Given problem =
Extract and list every line that contains the word "identified".

Recorded information =
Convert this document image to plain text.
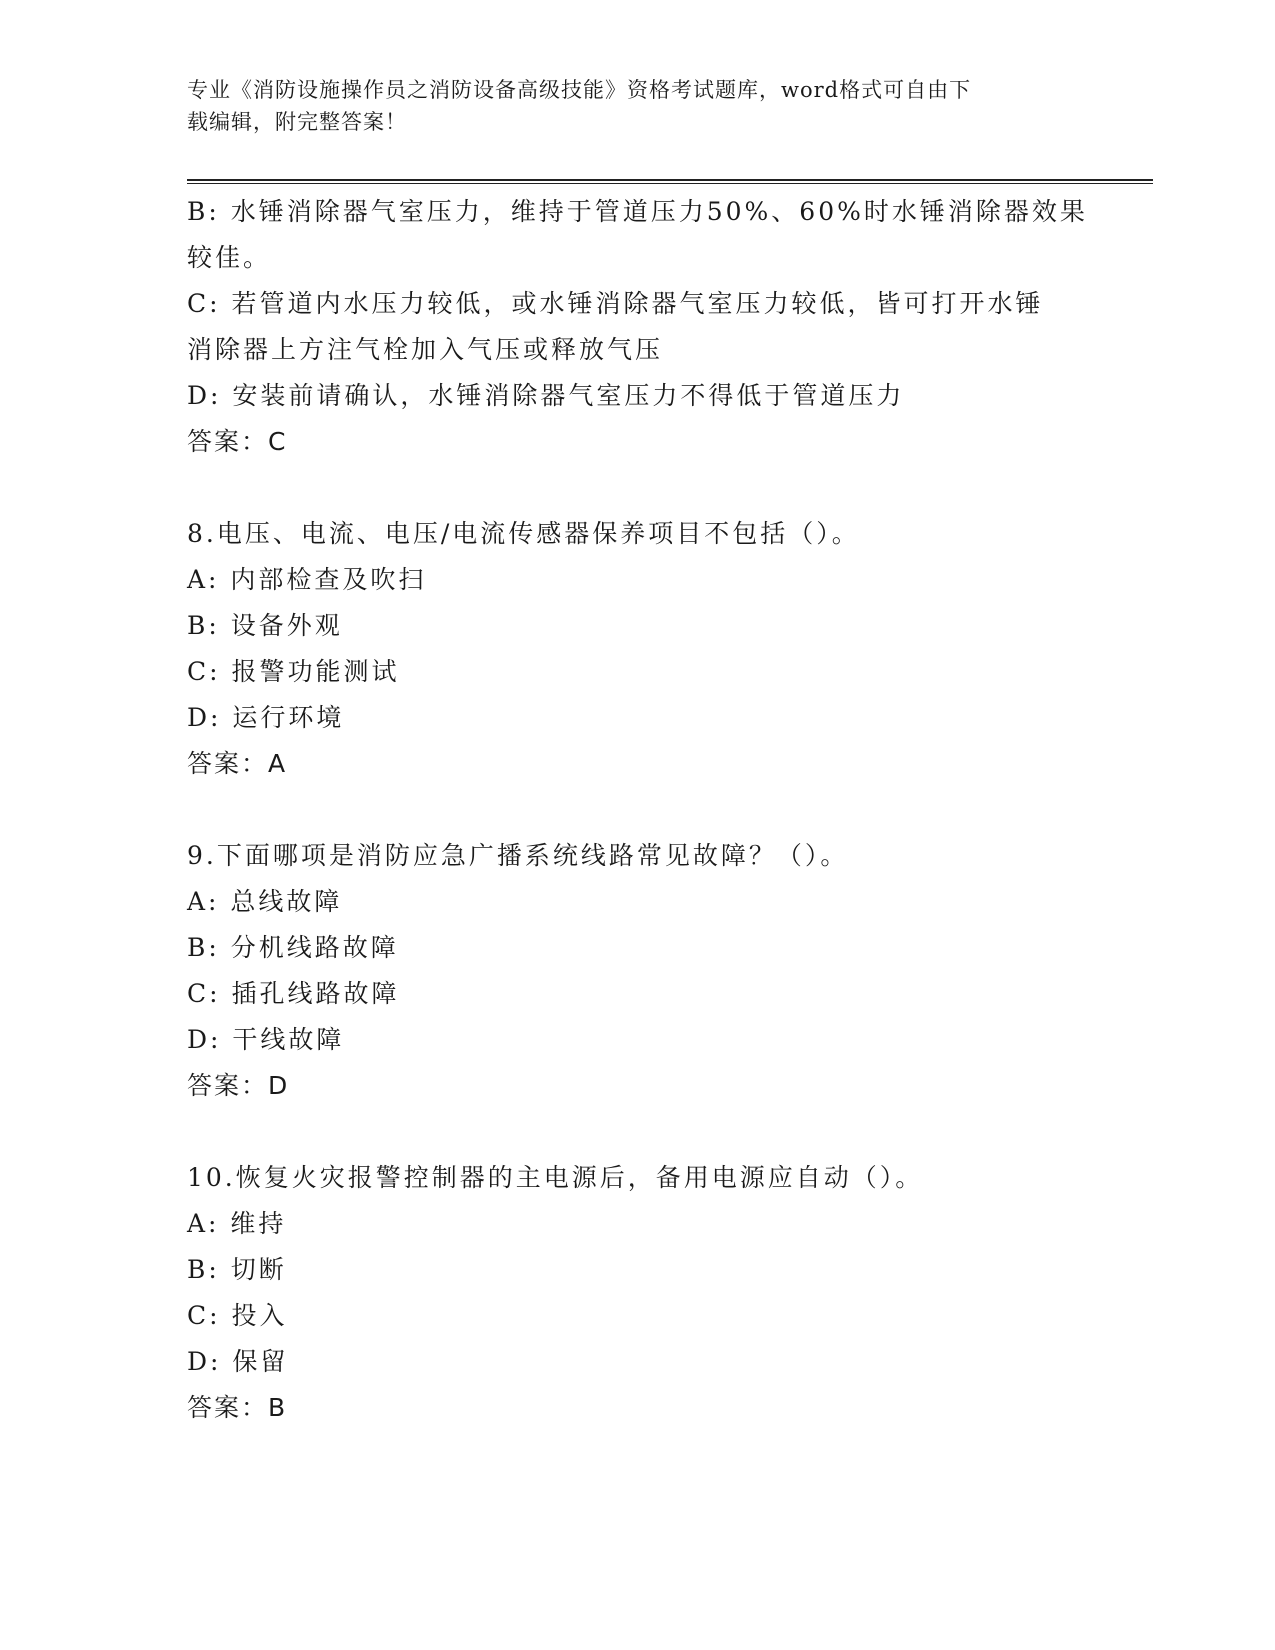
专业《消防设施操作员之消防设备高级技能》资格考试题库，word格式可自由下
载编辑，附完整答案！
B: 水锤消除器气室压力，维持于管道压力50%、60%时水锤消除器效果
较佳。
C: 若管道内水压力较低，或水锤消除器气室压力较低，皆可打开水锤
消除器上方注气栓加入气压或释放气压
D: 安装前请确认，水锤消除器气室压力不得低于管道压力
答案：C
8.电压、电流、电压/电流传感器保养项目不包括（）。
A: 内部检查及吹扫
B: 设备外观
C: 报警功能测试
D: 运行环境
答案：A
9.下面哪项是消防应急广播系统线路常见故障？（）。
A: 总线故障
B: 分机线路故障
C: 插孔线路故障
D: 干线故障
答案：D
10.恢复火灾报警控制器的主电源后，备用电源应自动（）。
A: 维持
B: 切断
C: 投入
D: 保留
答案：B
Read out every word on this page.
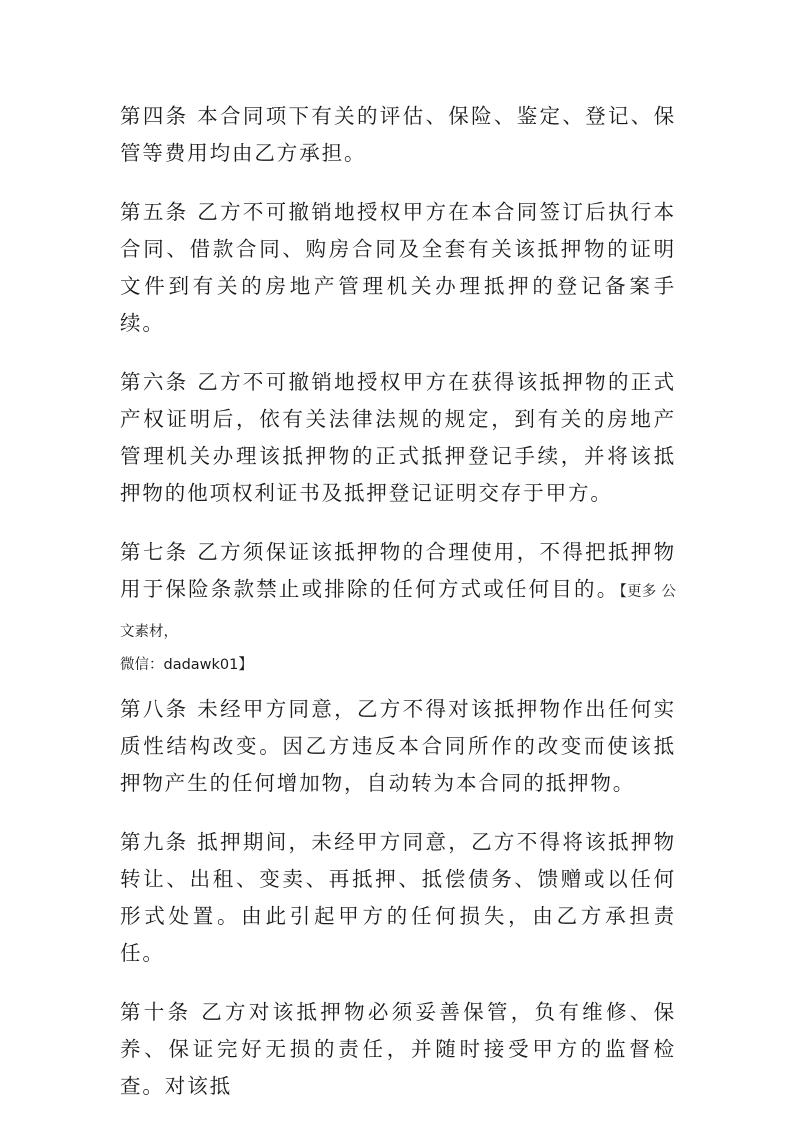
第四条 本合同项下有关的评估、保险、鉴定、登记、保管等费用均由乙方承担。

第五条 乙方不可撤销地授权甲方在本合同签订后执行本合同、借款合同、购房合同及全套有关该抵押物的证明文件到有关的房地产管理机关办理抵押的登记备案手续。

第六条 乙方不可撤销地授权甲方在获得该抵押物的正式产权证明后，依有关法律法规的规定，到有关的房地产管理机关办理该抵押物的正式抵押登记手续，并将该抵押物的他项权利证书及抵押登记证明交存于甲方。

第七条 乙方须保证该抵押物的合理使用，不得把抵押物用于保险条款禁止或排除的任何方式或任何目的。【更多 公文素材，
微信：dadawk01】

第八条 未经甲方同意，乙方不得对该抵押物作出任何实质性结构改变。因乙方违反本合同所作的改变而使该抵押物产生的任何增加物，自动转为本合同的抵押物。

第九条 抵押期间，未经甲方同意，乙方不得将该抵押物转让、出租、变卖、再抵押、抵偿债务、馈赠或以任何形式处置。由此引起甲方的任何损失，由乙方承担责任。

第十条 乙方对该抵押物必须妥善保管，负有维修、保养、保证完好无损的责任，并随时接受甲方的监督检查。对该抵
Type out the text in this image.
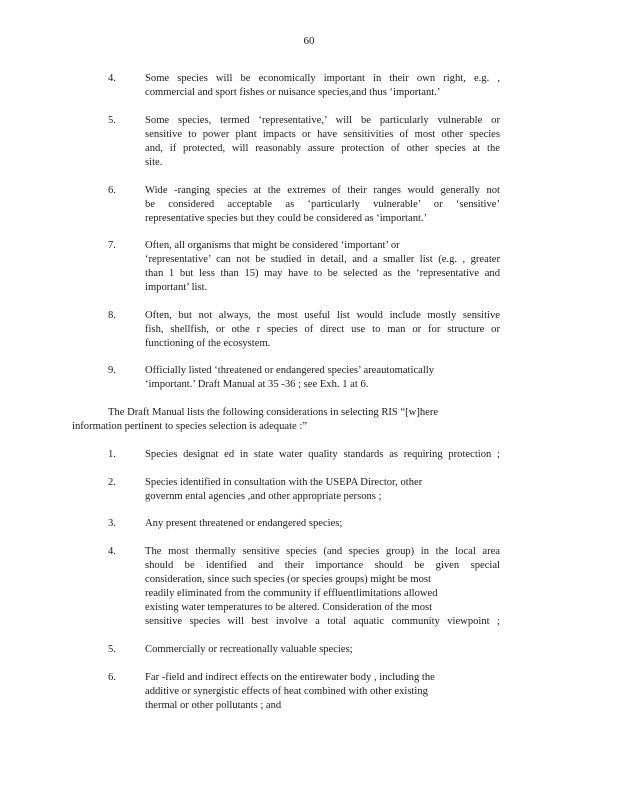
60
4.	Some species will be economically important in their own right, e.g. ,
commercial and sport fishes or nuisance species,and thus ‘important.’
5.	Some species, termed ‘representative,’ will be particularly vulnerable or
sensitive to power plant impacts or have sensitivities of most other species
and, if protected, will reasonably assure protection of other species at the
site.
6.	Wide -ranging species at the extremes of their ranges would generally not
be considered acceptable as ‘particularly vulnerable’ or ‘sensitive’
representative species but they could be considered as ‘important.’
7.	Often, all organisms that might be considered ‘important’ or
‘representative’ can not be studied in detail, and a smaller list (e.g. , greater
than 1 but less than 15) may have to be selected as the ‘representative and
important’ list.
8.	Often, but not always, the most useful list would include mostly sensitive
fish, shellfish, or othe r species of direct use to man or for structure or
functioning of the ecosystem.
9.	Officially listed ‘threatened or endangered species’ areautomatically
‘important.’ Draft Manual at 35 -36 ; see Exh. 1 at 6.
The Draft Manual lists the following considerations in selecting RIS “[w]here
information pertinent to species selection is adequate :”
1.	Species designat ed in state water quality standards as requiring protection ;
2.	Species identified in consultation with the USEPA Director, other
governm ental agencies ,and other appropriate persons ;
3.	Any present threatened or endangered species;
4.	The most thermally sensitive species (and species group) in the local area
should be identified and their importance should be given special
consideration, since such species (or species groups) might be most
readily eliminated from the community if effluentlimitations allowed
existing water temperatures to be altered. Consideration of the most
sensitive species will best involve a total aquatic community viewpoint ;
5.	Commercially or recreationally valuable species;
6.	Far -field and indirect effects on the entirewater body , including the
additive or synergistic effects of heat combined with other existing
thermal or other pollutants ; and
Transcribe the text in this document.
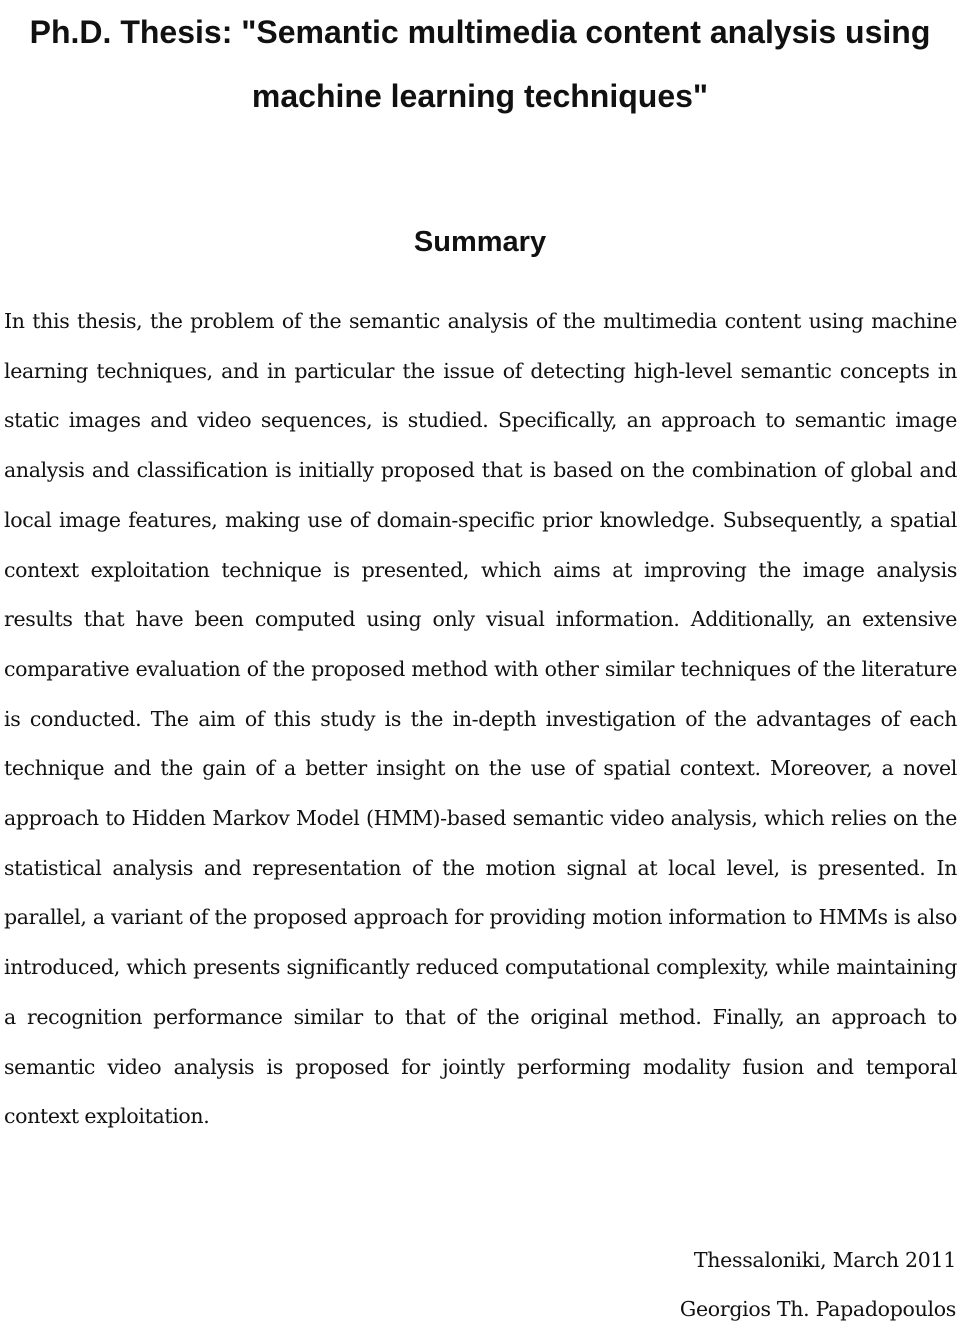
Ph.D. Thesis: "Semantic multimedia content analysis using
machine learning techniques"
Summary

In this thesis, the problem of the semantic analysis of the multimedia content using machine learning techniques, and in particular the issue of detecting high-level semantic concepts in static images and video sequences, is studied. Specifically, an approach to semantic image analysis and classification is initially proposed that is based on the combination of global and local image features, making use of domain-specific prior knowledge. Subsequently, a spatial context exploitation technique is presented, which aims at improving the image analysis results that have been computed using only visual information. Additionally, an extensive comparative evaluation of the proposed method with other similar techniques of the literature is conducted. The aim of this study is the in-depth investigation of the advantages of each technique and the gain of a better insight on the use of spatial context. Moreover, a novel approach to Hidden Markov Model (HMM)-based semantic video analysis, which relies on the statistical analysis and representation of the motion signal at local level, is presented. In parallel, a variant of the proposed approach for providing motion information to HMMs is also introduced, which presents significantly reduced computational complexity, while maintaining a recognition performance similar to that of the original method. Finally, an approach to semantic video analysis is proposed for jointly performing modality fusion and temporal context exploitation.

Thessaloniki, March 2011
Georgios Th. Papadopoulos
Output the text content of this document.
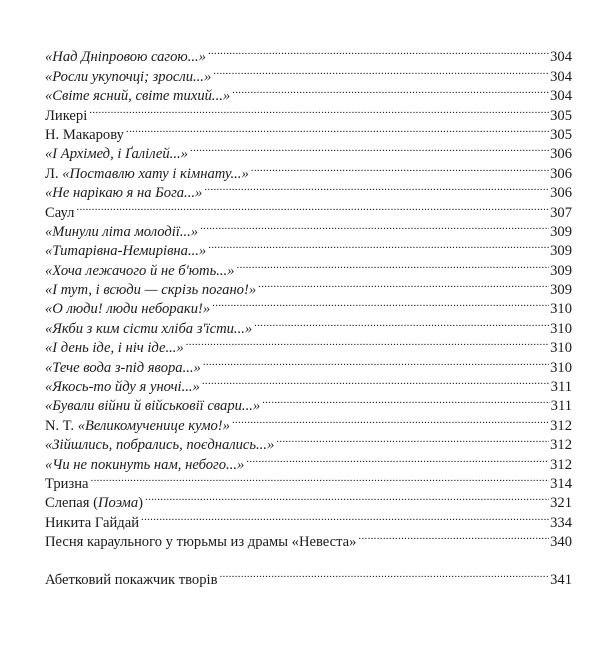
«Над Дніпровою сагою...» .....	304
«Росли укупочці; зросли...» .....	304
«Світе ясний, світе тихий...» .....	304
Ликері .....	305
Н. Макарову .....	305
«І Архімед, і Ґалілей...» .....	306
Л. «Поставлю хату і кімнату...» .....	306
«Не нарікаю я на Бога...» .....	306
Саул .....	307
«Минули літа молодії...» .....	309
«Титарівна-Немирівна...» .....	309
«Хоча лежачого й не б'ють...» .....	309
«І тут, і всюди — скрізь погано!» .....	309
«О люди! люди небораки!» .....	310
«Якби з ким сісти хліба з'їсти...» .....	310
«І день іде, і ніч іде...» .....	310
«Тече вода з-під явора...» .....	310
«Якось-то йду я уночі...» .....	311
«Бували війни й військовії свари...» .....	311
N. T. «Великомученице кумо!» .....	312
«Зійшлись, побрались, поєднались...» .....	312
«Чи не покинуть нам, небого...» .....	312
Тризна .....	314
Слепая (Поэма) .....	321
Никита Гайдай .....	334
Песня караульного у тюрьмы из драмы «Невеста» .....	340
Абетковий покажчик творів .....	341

Answer for the task =
2.	Species identified in consultation with the USEPA Director, other
should be identified and their importance should be given special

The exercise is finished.